▶ **Exercise task**:
Once the pictures are set aside, transcribe the remaining data exactly.

▶ **Recorded information**:
* begin *

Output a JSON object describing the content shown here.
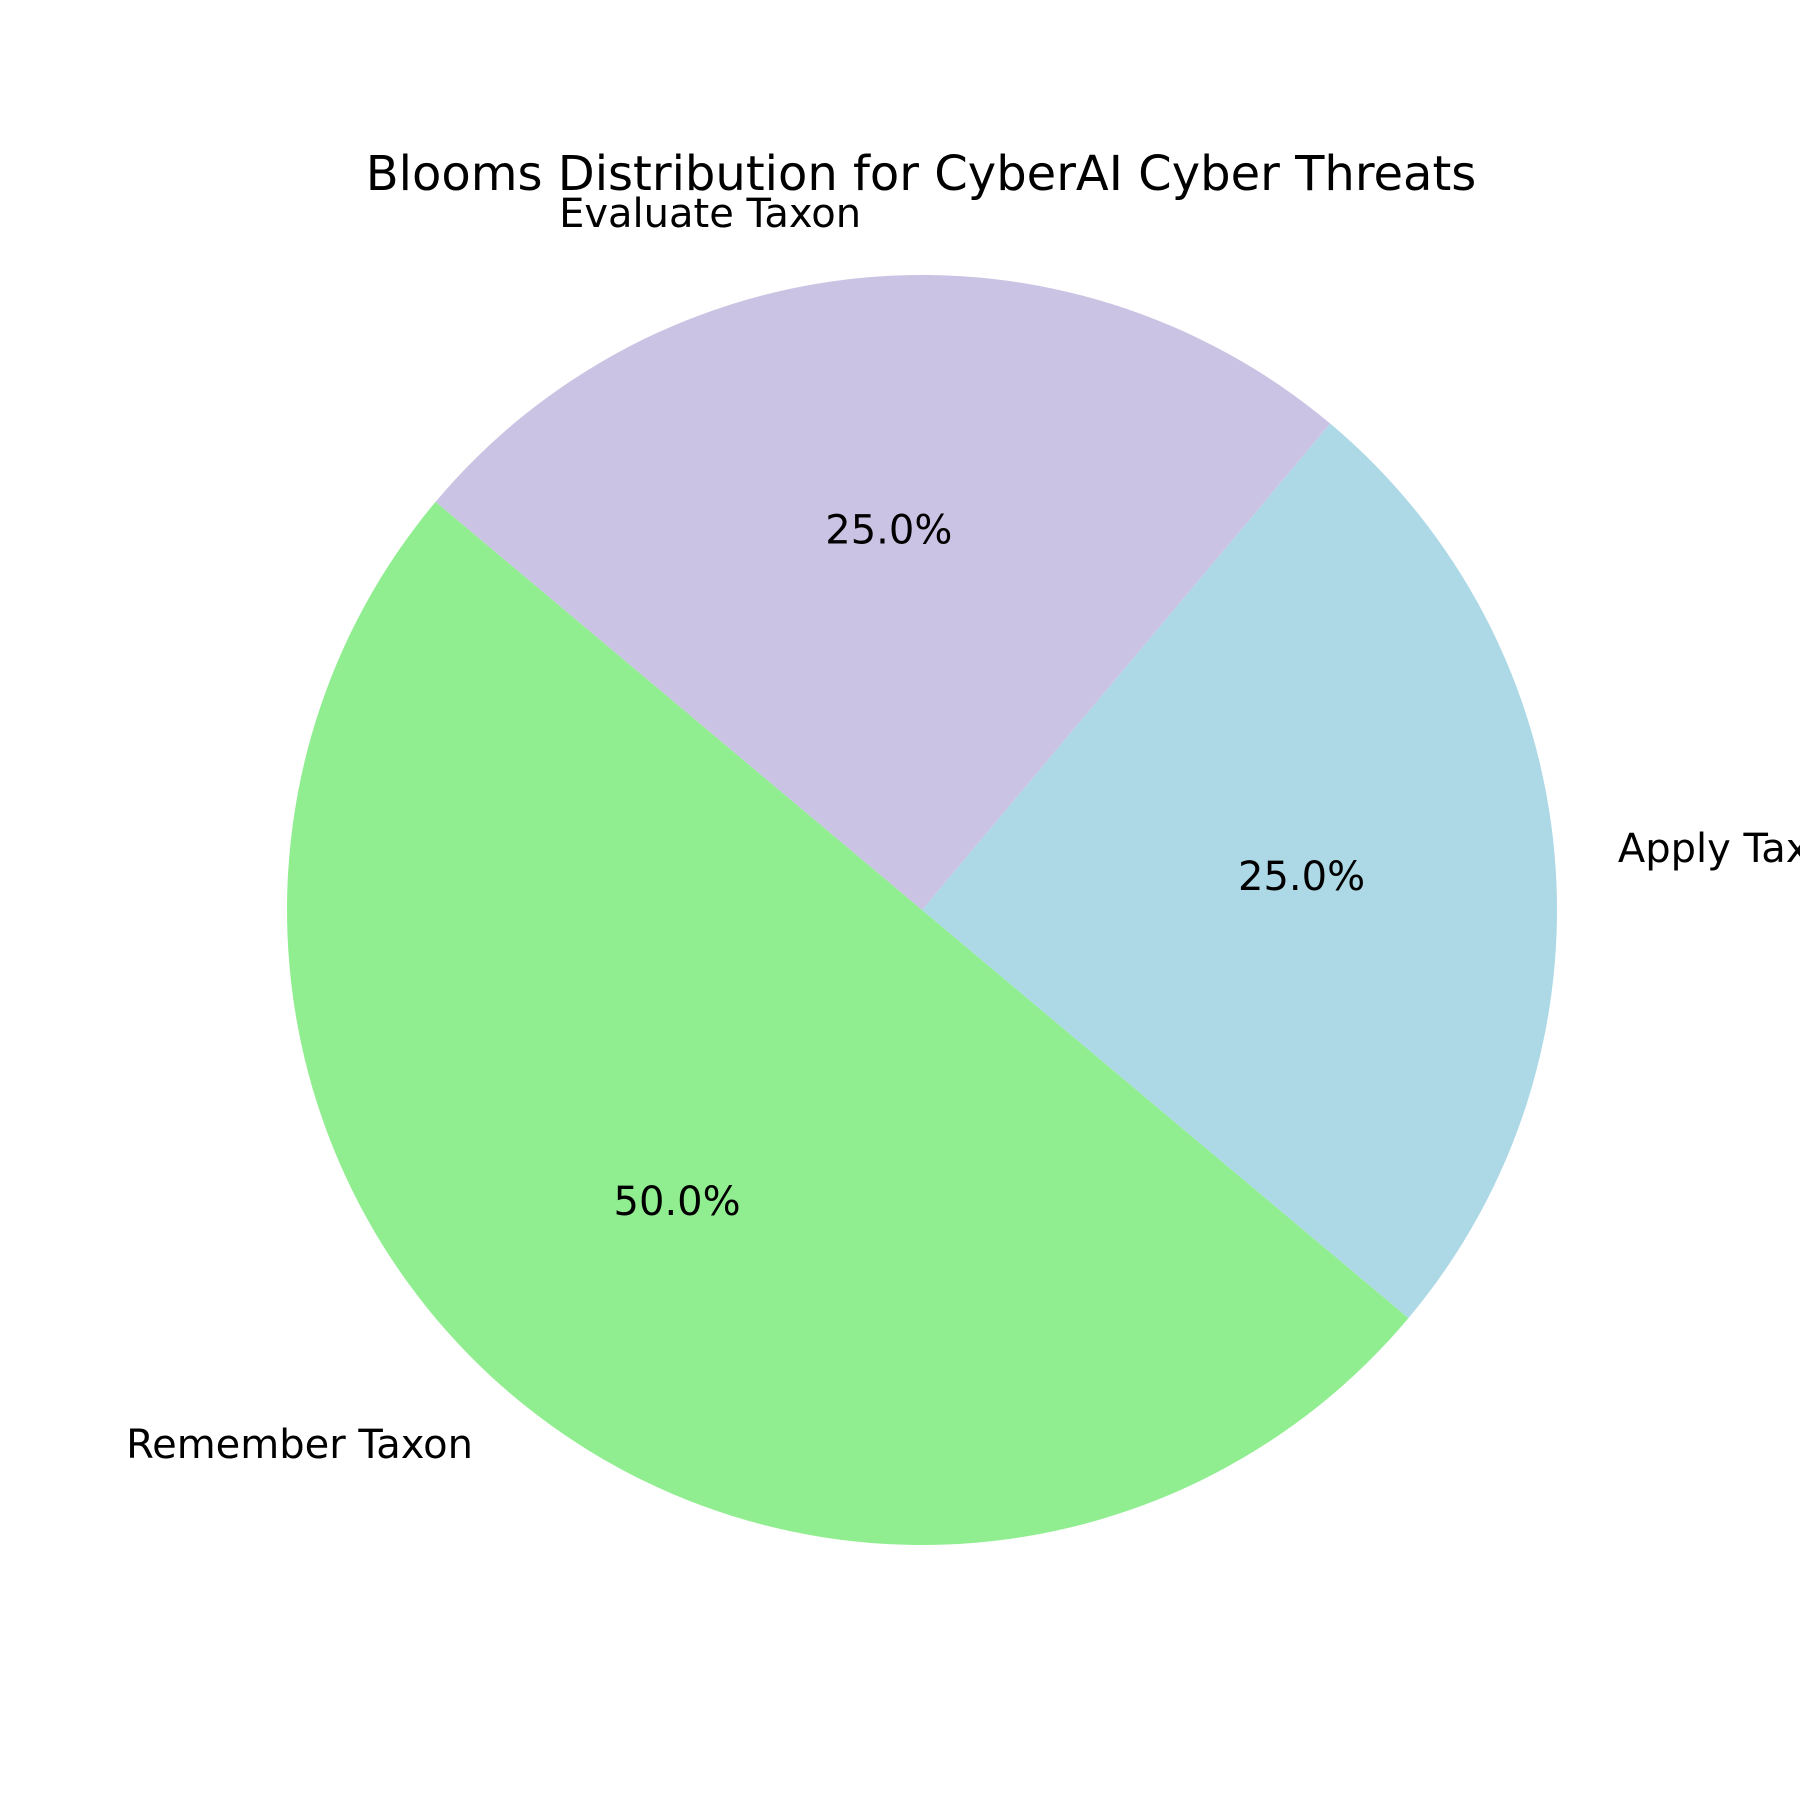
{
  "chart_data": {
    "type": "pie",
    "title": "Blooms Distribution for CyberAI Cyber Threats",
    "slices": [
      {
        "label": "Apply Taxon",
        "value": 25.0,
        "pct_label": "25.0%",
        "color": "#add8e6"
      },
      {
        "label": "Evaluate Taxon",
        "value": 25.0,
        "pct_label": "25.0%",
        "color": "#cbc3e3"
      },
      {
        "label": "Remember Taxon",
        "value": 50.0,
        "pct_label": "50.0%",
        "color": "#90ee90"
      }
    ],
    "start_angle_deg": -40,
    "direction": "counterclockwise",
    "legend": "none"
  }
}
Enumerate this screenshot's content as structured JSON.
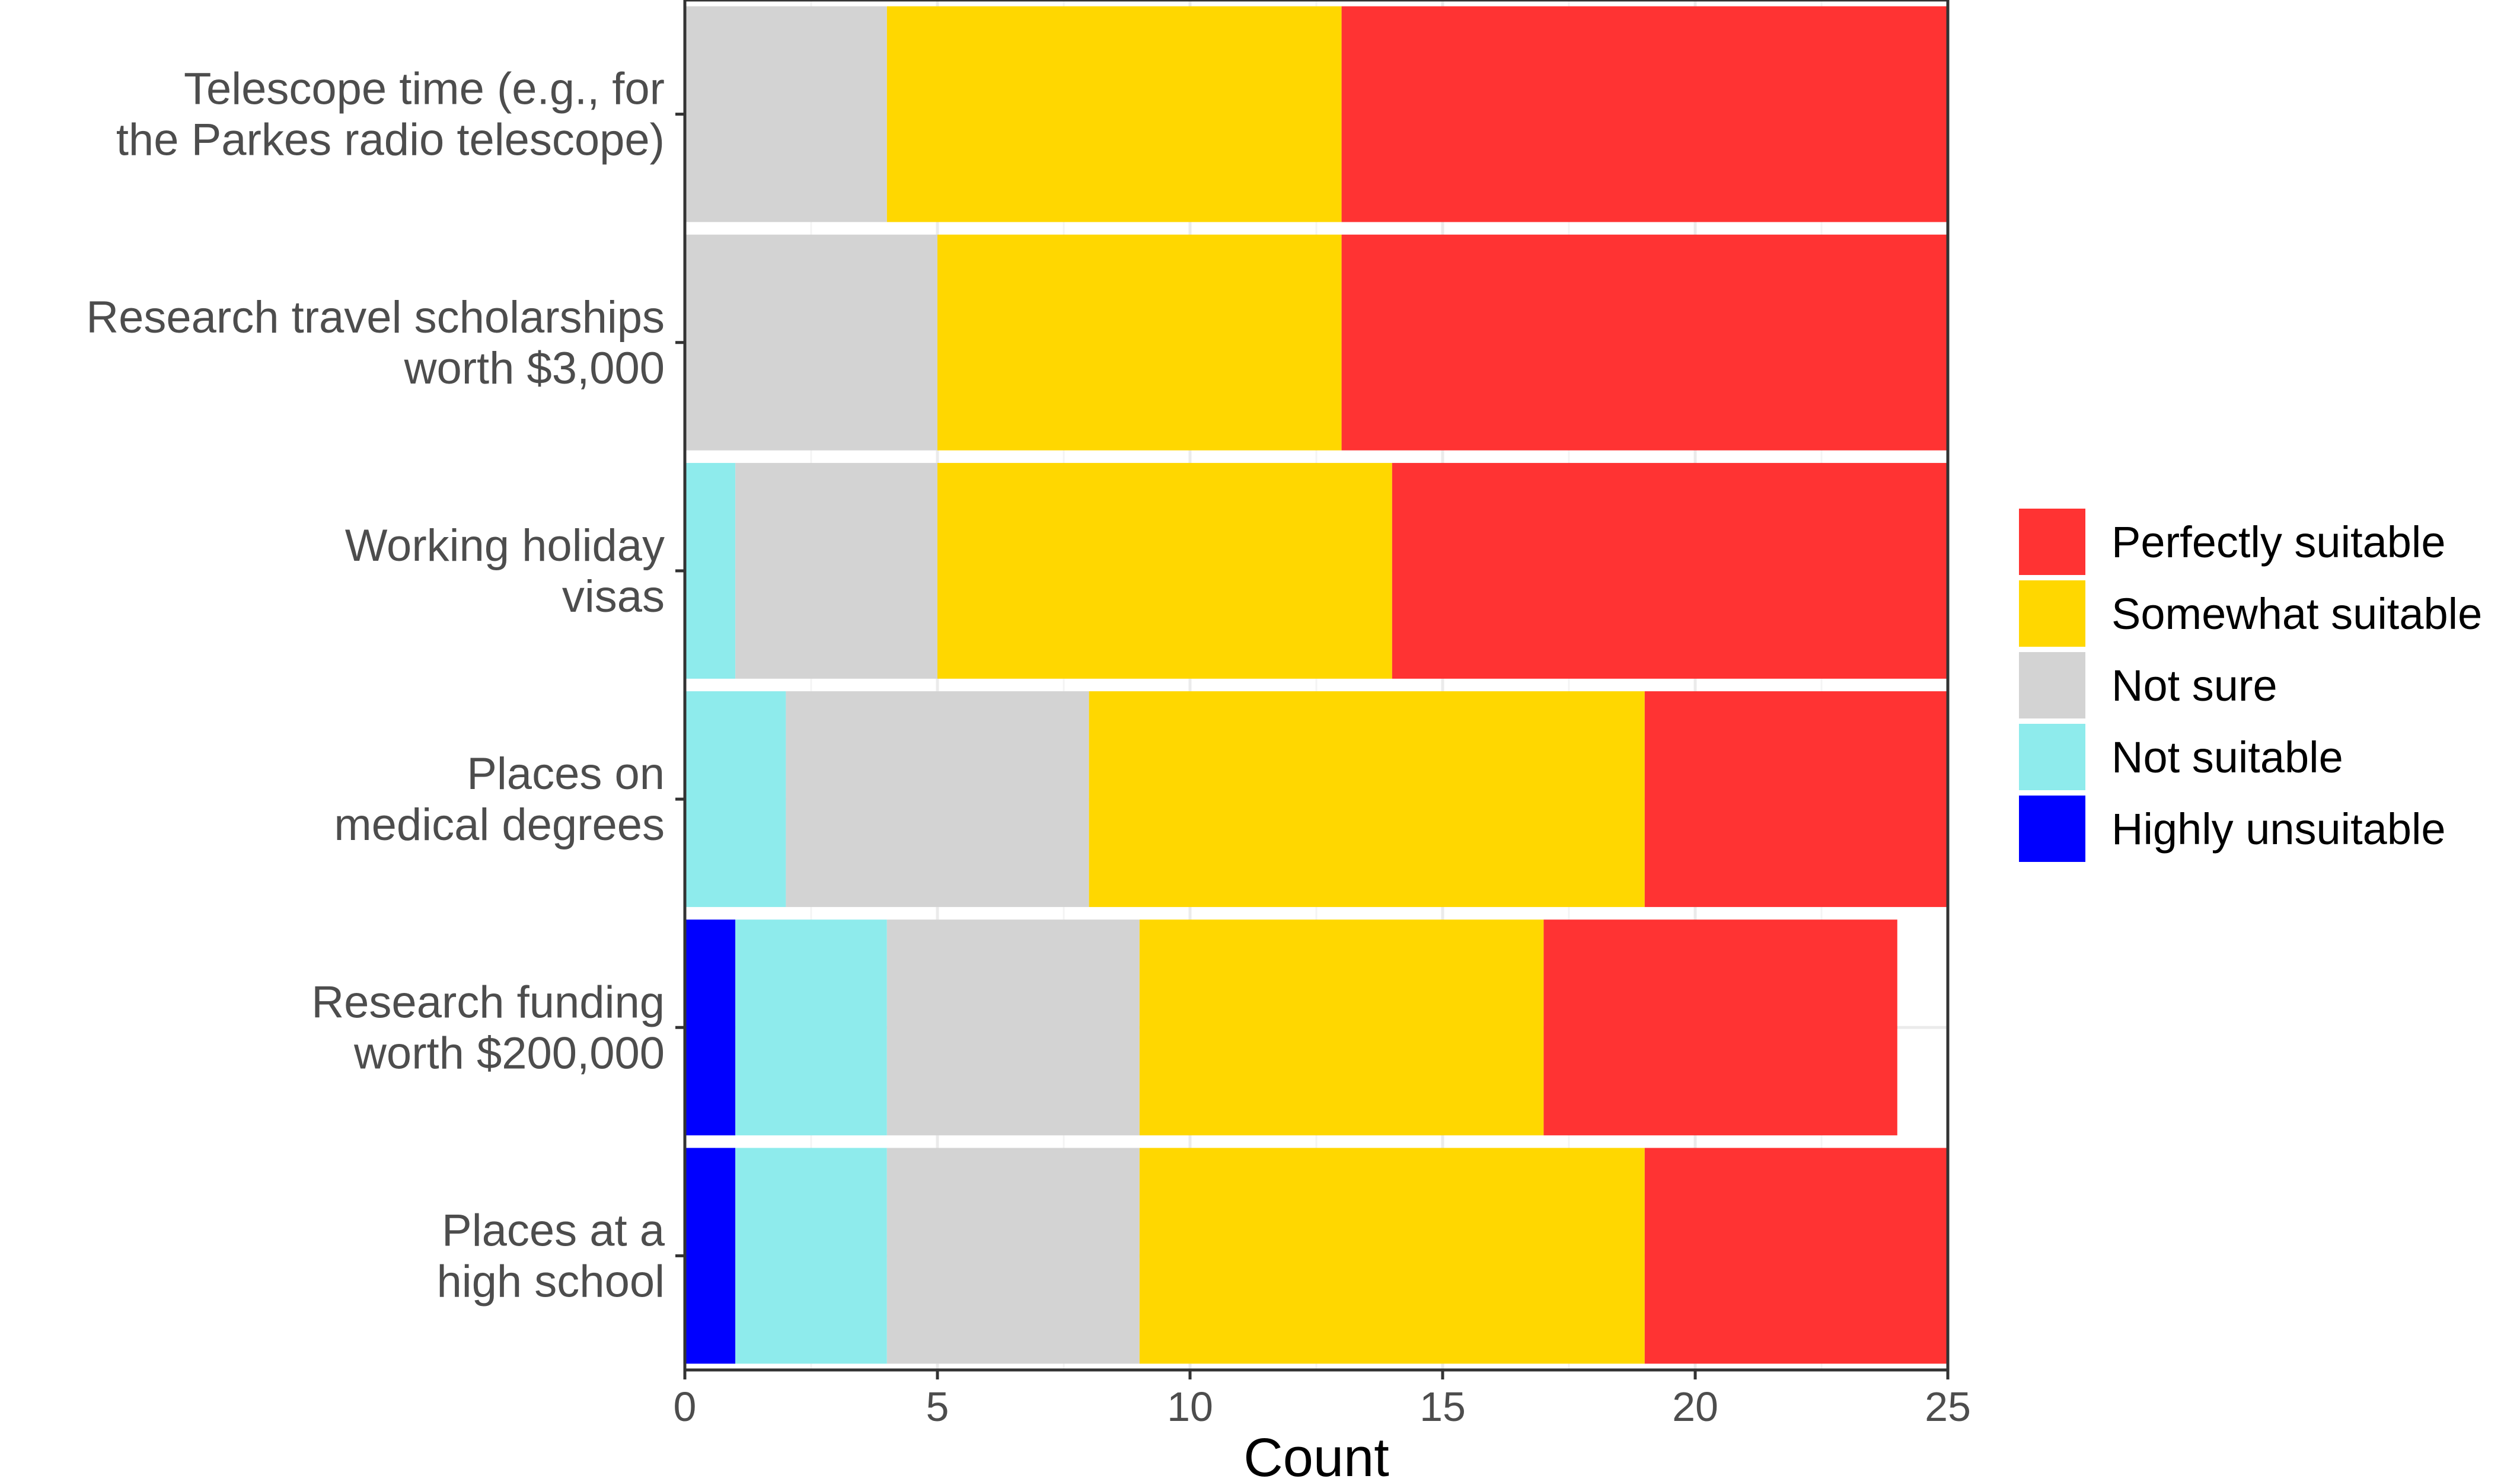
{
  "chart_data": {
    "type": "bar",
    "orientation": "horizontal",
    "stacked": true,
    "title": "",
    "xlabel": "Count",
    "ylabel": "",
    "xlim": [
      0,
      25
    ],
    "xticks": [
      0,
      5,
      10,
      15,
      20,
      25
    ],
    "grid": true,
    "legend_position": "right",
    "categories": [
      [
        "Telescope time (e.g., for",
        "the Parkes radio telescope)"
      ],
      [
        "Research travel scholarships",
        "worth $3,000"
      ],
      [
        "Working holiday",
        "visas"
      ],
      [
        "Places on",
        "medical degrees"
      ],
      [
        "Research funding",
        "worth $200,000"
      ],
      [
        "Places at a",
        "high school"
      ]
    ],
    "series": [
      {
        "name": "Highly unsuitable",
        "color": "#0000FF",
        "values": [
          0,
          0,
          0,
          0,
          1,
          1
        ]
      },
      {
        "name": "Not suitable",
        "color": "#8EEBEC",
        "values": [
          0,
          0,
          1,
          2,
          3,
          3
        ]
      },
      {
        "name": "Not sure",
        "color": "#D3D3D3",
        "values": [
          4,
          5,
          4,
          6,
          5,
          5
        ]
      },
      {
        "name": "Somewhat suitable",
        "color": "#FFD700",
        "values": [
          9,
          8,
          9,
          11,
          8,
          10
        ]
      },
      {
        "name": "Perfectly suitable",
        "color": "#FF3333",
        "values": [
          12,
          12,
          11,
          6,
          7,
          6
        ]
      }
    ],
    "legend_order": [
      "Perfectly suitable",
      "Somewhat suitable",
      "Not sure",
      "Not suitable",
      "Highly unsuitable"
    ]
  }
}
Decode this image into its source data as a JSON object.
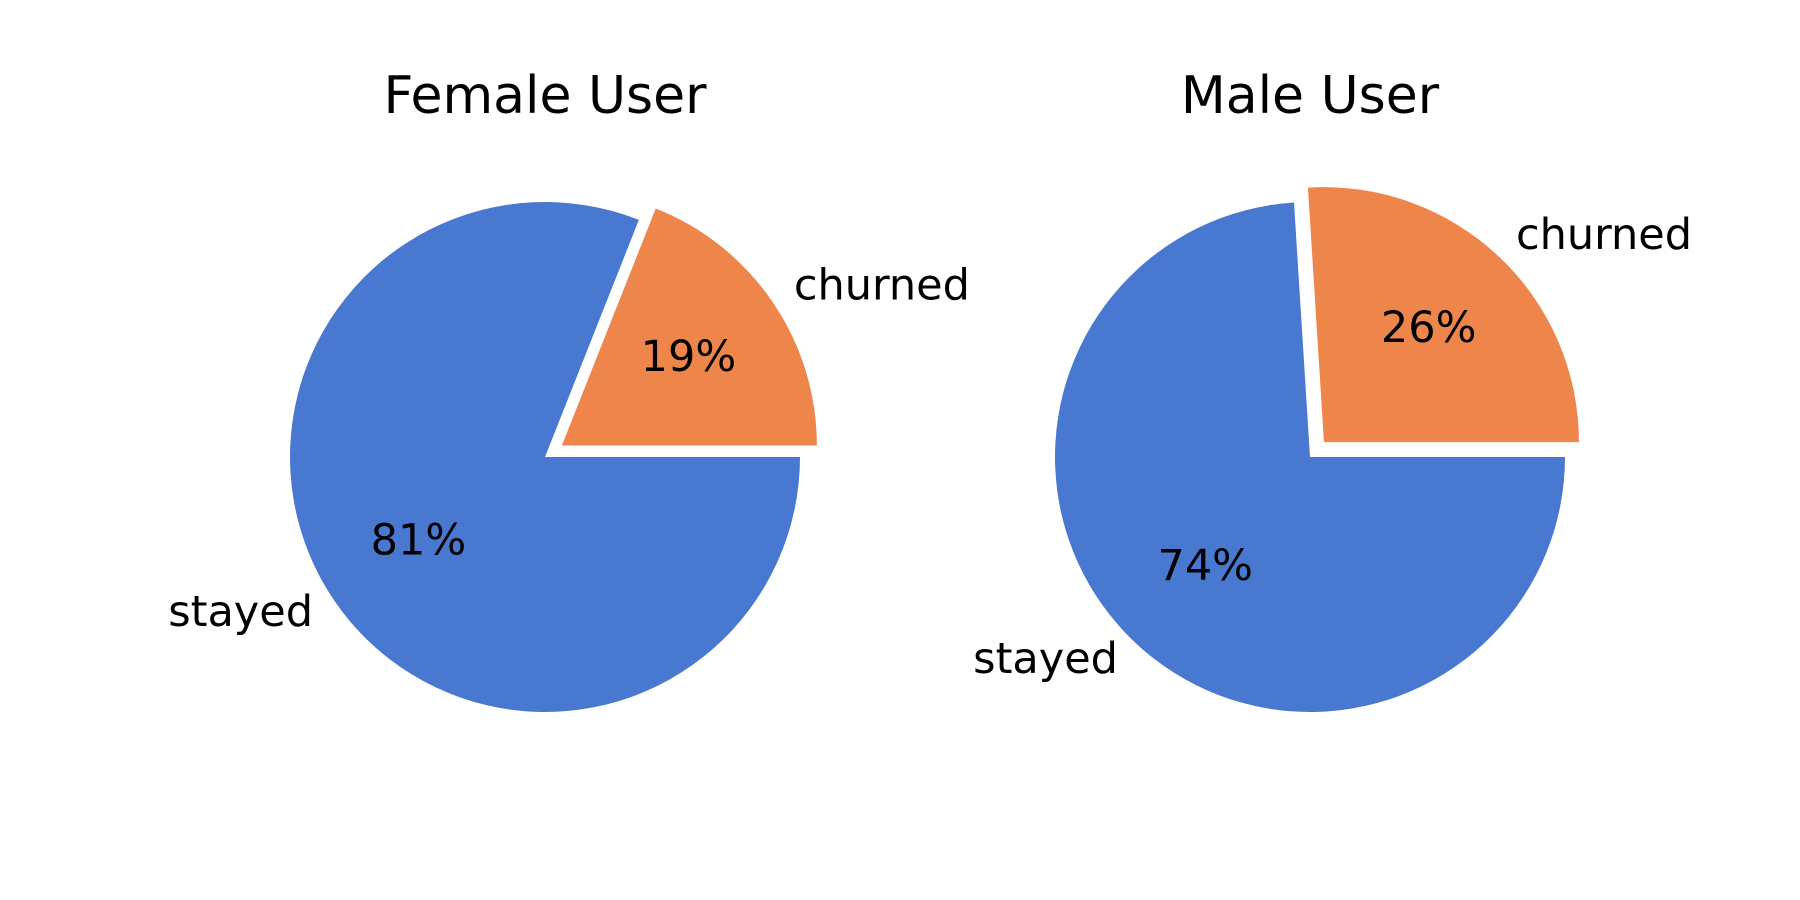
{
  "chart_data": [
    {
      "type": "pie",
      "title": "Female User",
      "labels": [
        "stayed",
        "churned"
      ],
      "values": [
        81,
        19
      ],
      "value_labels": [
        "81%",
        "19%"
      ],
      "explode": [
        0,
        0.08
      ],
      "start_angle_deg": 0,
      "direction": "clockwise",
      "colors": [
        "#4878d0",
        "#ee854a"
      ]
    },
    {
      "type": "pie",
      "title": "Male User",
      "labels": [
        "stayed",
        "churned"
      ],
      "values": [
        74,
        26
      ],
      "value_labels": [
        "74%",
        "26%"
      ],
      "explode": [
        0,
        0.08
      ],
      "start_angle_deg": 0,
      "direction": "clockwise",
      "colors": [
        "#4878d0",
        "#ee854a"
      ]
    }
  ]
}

* end *

▶ **Written reply**:
Output a JSON object describing the content shown here.
{
  "chart_data": {
    "type": "pie",
    "title": "Blooms Distribution for CyberAI Cyber Threats",
    "slices": [
      {
        "label": "Apply Taxon",
        "value": 25.0,
        "pct_label": "25.0%",
        "color": "#add8e6"
      },
      {
        "label": "Evaluate Taxon",
        "value": 25.0,
        "pct_label": "25.0%",
        "color": "#cbc3e3"
      },
      {
        "label": "Remember Taxon",
        "value": 50.0,
        "pct_label": "50.0%",
        "color": "#90ee90"
      }
    ],
    "start_angle_deg": -40,
    "direction": "counterclockwise",
    "legend": "none"
  }
}
Enumerate this screenshot's content as structured JSON.
{
  "chart_data": {
    "type": "bar",
    "orientation": "horizontal",
    "stacked": true,
    "title": "",
    "xlabel": "Count",
    "ylabel": "",
    "xlim": [
      0,
      25
    ],
    "xticks": [
      0,
      5,
      10,
      15,
      20,
      25
    ],
    "grid": true,
    "legend_position": "right",
    "categories": [
      [
        "Telescope time (e.g., for",
        "the Parkes radio telescope)"
      ],
      [
        "Research travel scholarships",
        "worth $3,000"
      ],
      [
        "Working holiday",
        "visas"
      ],
      [
        "Places on",
        "medical degrees"
      ],
      [
        "Research funding",
        "worth $200,000"
      ],
      [
        "Places at a",
        "high school"
      ]
    ],
    "series": [
      {
        "name": "Highly unsuitable",
        "color": "#0000FF",
        "values": [
          0,
          0,
          0,
          0,
          1,
          1
        ]
      },
      {
        "name": "Not suitable",
        "color": "#8EEBEC",
        "values": [
          0,
          0,
          1,
          2,
          3,
          3
        ]
      },
      {
        "name": "Not sure",
        "color": "#D3D3D3",
        "values": [
          4,
          5,
          4,
          6,
          5,
          5
        ]
      },
      {
        "name": "Somewhat suitable",
        "color": "#FFD700",
        "values": [
          9,
          8,
          9,
          11,
          8,
          10
        ]
      },
      {
        "name": "Perfectly suitable",
        "color": "#FF3333",
        "values": [
          12,
          12,
          11,
          6,
          7,
          6
        ]
      }
    ],
    "legend_order": [
      "Perfectly suitable",
      "Somewhat suitable",
      "Not sure",
      "Not suitable",
      "Highly unsuitable"
    ]
  }
}
Decode this image into its source data as a JSON object.
{
  "chart_data": [
    {
      "type": "pie",
      "title": "Female User",
      "labels": [
        "stayed",
        "churned"
      ],
      "values": [
        81,
        19
      ],
      "value_labels": [
        "81%",
        "19%"
      ],
      "explode": [
        0,
        0.08
      ],
      "start_angle_deg": 0,
      "direction": "clockwise",
      "colors": [
        "#4878d0",
        "#ee854a"
      ]
    },
    {
      "type": "pie",
      "title": "Male User",
      "labels": [
        "stayed",
        "churned"
      ],
      "values": [
        74,
        26
      ],
      "value_labels": [
        "74%",
        "26%"
      ],
      "explode": [
        0,
        0.08
      ],
      "start_angle_deg": 0,
      "direction": "clockwise",
      "colors": [
        "#4878d0",
        "#ee854a"
      ]
    }
  ]
}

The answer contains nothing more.